╭─ Supplied records
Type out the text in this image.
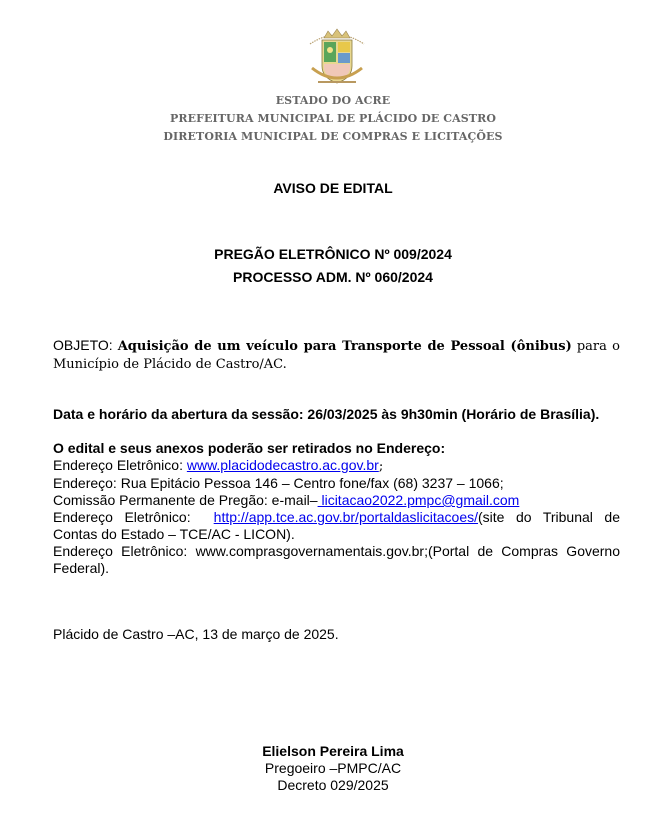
ESTADO DO ACRE
PREFEITURA MUNICIPAL DE PLÁCIDO DE CASTRO
DIRETORIA MUNICIPAL DE COMPRAS E LICITAÇÕES
AVISO DE EDITAL
PREGÃO ELETRÔNICO Nº 009/2024
PROCESSO ADM. Nº 060/2024
OBJETO: Aquisição de um veículo para Transporte de Pessoal (ônibus) para o
Município de Plácido de Castro/AC.
Data e horário da abertura da sessão: 26/03/2025 às 9h30min (Horário de Brasília).
O edital e seus anexos poderão ser retirados no Endereço:
Endereço Eletrônico: www.placidodecastro.ac.gov.br;
Endereço: Rua Epitácio Pessoa 146 – Centro fone/fax (68) 3237 – 1066;
Comissão Permanente de Pregão: e-mail– licitacao2022.pmpc@gmail.com
Endereço Eletrônico: http://app.tce.ac.gov.br/portaldaslicitacoes/(site do Tribunal de Contas do Estado – TCE/AC - LICON).
Endereço Eletrônico: www.comprasgovernamentais.gov.br;(Portal de Compras Governo Federal).
Plácido de Castro –AC, 13 de março de 2025.
Elielson Pereira Lima
Pregoeiro –PMPC/AC
Decreto 029/2025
╰─
#### Work to do:
Pictures excluded, quote all the data above exactly.

#### Solved problem:
Type out the text in this image.
ESTADO DO ACRE
PREFEITURA MUNICIPAL DE PLÁCIDO DE CASTRO
DIRETORIA MUNICIPAL DE COMPRAS E LICITAÇÕES
AVISO DE EDITAL
PREGÃO ELETRÔNICO Nº 009/2024
PROCESSO ADM. Nº 060/2024
OBJETO: Aquisição de um veículo para Transporte de Pessoal (ônibus) para o
Município de Plácido de Castro/AC.
Data e horário da abertura da sessão: 26/03/2025 às 9h30min (Horário de Brasília).
O edital e seus anexos poderão ser retirados no Endereço:
Endereço Eletrônico: www.placidodecastro.ac.gov.br;
Endereço: Rua Epitácio Pessoa 146 – Centro fone/fax (68) 3237 – 1066;
Comissão Permanente de Pregão: e-mail– licitacao2022.pmpc@gmail.com
Endereço Eletrônico: http://app.tce.ac.gov.br/portaldaslicitacoes/(site do Tribunal de Contas do Estado – TCE/AC - LICON).
Endereço Eletrônico: www.comprasgovernamentais.gov.br;(Portal de Compras Governo Federal).
Plácido de Castro –AC, 13 de março de 2025.
Elielson Pereira Lima
Pregoeiro –PMPC/AC
Decreto 029/2025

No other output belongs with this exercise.